--- Start of Task material ---

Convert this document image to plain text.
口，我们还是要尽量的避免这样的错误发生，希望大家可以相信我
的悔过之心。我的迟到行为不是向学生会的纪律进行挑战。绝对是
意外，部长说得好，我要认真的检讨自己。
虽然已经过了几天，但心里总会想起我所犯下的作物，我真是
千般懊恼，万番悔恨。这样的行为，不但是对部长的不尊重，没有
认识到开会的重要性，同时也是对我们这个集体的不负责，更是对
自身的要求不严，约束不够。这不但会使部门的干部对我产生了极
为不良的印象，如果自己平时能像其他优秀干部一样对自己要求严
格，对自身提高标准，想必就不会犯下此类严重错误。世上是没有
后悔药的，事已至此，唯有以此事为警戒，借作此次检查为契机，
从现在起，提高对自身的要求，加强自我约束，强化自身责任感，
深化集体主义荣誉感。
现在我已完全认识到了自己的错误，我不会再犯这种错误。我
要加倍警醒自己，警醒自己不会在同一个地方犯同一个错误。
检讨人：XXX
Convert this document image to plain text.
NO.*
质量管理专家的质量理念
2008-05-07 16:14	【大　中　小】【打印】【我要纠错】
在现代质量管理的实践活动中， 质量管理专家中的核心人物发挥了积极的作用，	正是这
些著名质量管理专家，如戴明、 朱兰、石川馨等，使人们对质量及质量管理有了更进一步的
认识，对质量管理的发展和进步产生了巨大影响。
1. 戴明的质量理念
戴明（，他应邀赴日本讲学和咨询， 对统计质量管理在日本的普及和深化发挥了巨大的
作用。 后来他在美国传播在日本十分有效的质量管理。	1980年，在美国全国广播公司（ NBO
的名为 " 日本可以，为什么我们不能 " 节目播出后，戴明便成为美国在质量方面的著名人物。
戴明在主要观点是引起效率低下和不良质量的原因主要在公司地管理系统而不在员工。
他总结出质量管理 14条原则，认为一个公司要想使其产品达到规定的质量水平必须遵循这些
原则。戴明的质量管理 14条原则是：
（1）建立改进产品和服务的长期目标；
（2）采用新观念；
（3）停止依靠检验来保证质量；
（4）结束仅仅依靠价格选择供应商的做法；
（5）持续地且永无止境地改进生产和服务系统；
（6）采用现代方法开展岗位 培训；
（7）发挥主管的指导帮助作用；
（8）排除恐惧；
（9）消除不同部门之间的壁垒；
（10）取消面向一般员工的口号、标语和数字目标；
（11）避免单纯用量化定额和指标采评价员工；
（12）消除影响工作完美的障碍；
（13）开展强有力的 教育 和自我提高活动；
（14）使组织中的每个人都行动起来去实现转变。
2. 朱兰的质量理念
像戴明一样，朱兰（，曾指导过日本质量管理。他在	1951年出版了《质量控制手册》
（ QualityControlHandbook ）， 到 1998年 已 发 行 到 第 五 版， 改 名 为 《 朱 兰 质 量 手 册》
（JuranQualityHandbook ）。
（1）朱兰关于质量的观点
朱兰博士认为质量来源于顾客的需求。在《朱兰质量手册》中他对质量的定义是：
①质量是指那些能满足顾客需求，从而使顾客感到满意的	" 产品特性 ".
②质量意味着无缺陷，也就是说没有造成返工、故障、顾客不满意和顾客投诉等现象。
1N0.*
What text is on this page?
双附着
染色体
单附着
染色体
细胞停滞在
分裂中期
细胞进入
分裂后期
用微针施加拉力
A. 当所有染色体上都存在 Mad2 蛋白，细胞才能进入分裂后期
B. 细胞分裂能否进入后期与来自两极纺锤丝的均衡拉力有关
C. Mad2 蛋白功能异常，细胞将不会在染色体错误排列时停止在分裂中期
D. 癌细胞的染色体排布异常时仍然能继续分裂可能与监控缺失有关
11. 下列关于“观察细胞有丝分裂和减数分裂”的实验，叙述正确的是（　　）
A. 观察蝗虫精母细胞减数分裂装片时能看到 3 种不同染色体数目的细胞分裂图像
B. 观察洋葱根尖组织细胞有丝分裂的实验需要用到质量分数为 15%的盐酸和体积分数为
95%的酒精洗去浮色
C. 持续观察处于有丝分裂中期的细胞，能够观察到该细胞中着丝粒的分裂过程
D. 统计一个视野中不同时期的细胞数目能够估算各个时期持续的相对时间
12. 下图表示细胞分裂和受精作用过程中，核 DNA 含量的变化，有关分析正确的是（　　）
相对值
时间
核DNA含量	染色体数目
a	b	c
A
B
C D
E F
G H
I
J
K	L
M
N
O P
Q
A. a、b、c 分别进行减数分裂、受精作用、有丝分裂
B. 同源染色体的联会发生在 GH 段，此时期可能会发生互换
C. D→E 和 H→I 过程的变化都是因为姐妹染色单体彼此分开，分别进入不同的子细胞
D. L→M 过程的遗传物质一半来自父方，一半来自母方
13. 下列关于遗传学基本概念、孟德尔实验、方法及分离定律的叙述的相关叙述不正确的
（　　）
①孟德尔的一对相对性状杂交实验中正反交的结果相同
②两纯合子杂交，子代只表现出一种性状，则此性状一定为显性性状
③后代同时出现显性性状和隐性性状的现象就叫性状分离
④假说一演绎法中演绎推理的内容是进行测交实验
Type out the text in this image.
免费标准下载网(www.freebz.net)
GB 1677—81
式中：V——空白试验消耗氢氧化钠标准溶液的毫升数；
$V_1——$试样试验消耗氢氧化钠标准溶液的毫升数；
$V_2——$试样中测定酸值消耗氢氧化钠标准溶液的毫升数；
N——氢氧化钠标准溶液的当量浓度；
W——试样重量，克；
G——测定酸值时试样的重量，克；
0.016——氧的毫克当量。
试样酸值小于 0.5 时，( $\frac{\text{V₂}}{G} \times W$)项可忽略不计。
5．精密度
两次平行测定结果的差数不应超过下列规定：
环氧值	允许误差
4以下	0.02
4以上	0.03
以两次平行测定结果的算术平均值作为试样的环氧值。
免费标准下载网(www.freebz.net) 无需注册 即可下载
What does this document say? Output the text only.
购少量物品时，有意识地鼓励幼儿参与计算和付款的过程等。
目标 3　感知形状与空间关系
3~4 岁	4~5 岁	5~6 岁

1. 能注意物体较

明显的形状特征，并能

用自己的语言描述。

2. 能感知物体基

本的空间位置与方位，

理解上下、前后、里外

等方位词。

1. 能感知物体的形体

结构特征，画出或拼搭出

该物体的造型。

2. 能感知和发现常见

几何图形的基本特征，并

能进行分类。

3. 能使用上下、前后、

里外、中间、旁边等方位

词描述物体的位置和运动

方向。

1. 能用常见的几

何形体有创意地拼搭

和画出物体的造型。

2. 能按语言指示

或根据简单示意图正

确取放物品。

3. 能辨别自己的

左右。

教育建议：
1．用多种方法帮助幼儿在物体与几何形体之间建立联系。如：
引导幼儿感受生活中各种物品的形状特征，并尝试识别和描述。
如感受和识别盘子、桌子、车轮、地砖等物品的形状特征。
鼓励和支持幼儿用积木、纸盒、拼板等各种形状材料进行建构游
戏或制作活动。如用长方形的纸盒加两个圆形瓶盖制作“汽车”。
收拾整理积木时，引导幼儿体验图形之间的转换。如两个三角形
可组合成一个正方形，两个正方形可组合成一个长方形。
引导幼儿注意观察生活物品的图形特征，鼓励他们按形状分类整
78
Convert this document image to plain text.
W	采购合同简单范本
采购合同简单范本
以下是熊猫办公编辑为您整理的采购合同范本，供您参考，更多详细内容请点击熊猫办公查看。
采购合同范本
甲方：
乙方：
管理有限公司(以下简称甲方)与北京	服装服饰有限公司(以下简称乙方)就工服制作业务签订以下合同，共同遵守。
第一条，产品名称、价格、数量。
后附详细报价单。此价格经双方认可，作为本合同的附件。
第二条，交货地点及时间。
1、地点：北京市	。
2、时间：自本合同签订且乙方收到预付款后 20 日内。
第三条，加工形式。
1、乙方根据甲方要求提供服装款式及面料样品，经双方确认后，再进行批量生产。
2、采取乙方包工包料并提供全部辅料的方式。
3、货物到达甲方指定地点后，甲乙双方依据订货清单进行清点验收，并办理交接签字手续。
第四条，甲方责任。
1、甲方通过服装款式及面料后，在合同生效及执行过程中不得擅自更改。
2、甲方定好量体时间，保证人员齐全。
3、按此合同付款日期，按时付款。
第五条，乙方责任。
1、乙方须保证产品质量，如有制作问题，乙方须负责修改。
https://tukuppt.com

--- End of Task material ---

• Work instructions: Make a list of all lines in the data that contain "What".

• Task result:
What text is on this page?
What does this document say? Output the text only.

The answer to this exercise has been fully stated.